## Aim
Make an exact copy of all the records.

· · · · · · ·

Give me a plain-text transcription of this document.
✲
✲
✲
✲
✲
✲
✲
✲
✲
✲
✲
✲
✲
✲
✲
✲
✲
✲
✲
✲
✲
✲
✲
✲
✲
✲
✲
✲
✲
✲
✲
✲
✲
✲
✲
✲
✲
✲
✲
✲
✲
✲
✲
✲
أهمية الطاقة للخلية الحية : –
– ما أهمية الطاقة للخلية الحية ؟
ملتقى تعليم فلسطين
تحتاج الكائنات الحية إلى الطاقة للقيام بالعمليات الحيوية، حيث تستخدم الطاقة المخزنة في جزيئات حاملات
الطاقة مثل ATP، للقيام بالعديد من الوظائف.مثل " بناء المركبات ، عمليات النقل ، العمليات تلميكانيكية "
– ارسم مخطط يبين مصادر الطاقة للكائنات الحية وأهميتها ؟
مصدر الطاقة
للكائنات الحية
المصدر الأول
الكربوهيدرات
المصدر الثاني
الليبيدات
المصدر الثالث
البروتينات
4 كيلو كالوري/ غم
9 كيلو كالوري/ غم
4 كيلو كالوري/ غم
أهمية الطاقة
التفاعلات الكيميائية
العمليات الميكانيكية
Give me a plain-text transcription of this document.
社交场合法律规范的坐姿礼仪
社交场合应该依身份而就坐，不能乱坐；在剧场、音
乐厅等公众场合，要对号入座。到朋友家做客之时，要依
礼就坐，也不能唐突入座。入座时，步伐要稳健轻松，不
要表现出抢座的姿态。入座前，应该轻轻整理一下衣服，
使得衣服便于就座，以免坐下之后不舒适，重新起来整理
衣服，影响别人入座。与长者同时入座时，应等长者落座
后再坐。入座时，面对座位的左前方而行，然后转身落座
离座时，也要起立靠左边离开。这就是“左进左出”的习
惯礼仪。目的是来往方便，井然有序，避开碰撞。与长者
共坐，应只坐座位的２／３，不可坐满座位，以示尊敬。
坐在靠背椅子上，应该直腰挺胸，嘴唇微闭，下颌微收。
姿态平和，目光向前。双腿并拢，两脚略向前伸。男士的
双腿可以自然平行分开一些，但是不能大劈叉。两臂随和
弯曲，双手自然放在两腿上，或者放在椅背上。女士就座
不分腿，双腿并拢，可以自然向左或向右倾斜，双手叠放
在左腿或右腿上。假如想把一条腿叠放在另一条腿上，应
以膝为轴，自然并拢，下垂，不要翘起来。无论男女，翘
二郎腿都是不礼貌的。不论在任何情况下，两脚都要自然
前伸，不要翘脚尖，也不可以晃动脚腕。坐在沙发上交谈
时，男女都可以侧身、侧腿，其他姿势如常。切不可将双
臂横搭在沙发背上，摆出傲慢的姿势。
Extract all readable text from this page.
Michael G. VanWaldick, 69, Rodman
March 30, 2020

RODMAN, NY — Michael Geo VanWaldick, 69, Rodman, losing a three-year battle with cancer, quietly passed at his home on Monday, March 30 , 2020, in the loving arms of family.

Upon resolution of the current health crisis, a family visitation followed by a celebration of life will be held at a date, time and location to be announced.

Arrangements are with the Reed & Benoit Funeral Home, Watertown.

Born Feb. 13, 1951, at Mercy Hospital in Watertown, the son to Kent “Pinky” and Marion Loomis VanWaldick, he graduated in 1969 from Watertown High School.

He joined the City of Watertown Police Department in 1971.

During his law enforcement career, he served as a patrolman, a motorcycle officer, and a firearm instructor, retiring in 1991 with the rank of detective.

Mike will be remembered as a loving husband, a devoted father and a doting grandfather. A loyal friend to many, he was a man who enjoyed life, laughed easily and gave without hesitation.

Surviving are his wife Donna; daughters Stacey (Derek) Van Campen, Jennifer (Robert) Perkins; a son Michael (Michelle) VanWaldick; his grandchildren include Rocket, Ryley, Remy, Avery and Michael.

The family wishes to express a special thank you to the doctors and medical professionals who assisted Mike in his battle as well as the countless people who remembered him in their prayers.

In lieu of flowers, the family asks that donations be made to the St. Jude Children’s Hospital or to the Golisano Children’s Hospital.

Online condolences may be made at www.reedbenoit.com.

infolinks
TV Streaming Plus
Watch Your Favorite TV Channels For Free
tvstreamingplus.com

· · · · · · ·

## Task answer
Give me a plain-text transcription of this document.
✲
✲
✲
✲
✲
✲
✲
✲
✲
✲
✲
✲
✲
✲
✲
✲
✲
✲
✲
✲
✲
✲
✲
✲
✲
✲
✲
✲
✲
✲
✲
✲
✲
✲
✲
✲
✲
✲
✲
✲
✲
✲
✲
✲
أهمية الطاقة للخلية الحية : –
– ما أهمية الطاقة للخلية الحية ؟
ملتقى تعليم فلسطين
تحتاج الكائنات الحية إلى الطاقة للقيام بالعمليات الحيوية، حيث تستخدم الطاقة المخزنة في جزيئات حاملات
الطاقة مثل ATP، للقيام بالعديد من الوظائف.مثل " بناء المركبات ، عمليات النقل ، العمليات تلميكانيكية "
– ارسم مخطط يبين مصادر الطاقة للكائنات الحية وأهميتها ؟
مصدر الطاقة
للكائنات الحية
المصدر الأول
الكربوهيدرات
المصدر الثاني
الليبيدات
المصدر الثالث
البروتينات
4 كيلو كالوري/ غم
9 كيلو كالوري/ غم
4 كيلو كالوري/ غم
أهمية الطاقة
التفاعلات الكيميائية
العمليات الميكانيكية
Give me a plain-text transcription of this document.
社交场合法律规范的坐姿礼仪
社交场合应该依身份而就坐，不能乱坐；在剧场、音
乐厅等公众场合，要对号入座。到朋友家做客之时，要依
礼就坐，也不能唐突入座。入座时，步伐要稳健轻松，不
要表现出抢座的姿态。入座前，应该轻轻整理一下衣服，
使得衣服便于就座，以免坐下之后不舒适，重新起来整理
衣服，影响别人入座。与长者同时入座时，应等长者落座
后再坐。入座时，面对座位的左前方而行，然后转身落座
离座时，也要起立靠左边离开。这就是“左进左出”的习
惯礼仪。目的是来往方便，井然有序，避开碰撞。与长者
共坐，应只坐座位的２／３，不可坐满座位，以示尊敬。
坐在靠背椅子上，应该直腰挺胸，嘴唇微闭，下颌微收。
姿态平和，目光向前。双腿并拢，两脚略向前伸。男士的
双腿可以自然平行分开一些，但是不能大劈叉。两臂随和
弯曲，双手自然放在两腿上，或者放在椅背上。女士就座
不分腿，双腿并拢，可以自然向左或向右倾斜，双手叠放
在左腿或右腿上。假如想把一条腿叠放在另一条腿上，应
以膝为轴，自然并拢，下垂，不要翘起来。无论男女，翘
二郎腿都是不礼貌的。不论在任何情况下，两脚都要自然
前伸，不要翘脚尖，也不可以晃动脚腕。坐在沙发上交谈
时，男女都可以侧身、侧腿，其他姿势如常。切不可将双
臂横搭在沙发背上，摆出傲慢的姿势。
Extract all readable text from this page.
Michael G. VanWaldick, 69, Rodman
March 30, 2020

RODMAN, NY — Michael Geo VanWaldick, 69, Rodman, losing a three-year battle with cancer, quietly passed at his home on Monday, March 30 , 2020, in the loving arms of family.

Upon resolution of the current health crisis, a family visitation followed by a celebration of life will be held at a date, time and location to be announced.

Arrangements are with the Reed & Benoit Funeral Home, Watertown.

Born Feb. 13, 1951, at Mercy Hospital in Watertown, the son to Kent “Pinky” and Marion Loomis VanWaldick, he graduated in 1969 from Watertown High School.

He joined the City of Watertown Police Department in 1971.

During his law enforcement career, he served as a patrolman, a motorcycle officer, and a firearm instructor, retiring in 1991 with the rank of detective.

Mike will be remembered as a loving husband, a devoted father and a doting grandfather. A loyal friend to many, he was a man who enjoyed life, laughed easily and gave without hesitation.

Surviving are his wife Donna; daughters Stacey (Derek) Van Campen, Jennifer (Robert) Perkins; a son Michael (Michelle) VanWaldick; his grandchildren include Rocket, Ryley, Remy, Avery and Michael.

The family wishes to express a special thank you to the doctors and medical professionals who assisted Mike in his battle as well as the countless people who remembered him in their prayers.

In lieu of flowers, the family asks that donations be made to the St. Jude Children’s Hospital or to the Golisano Children’s Hospital.

Online condolences may be made at www.reedbenoit.com.

infolinks
TV Streaming Plus
Watch Your Favorite TV Channels For Free
tvstreamingplus.com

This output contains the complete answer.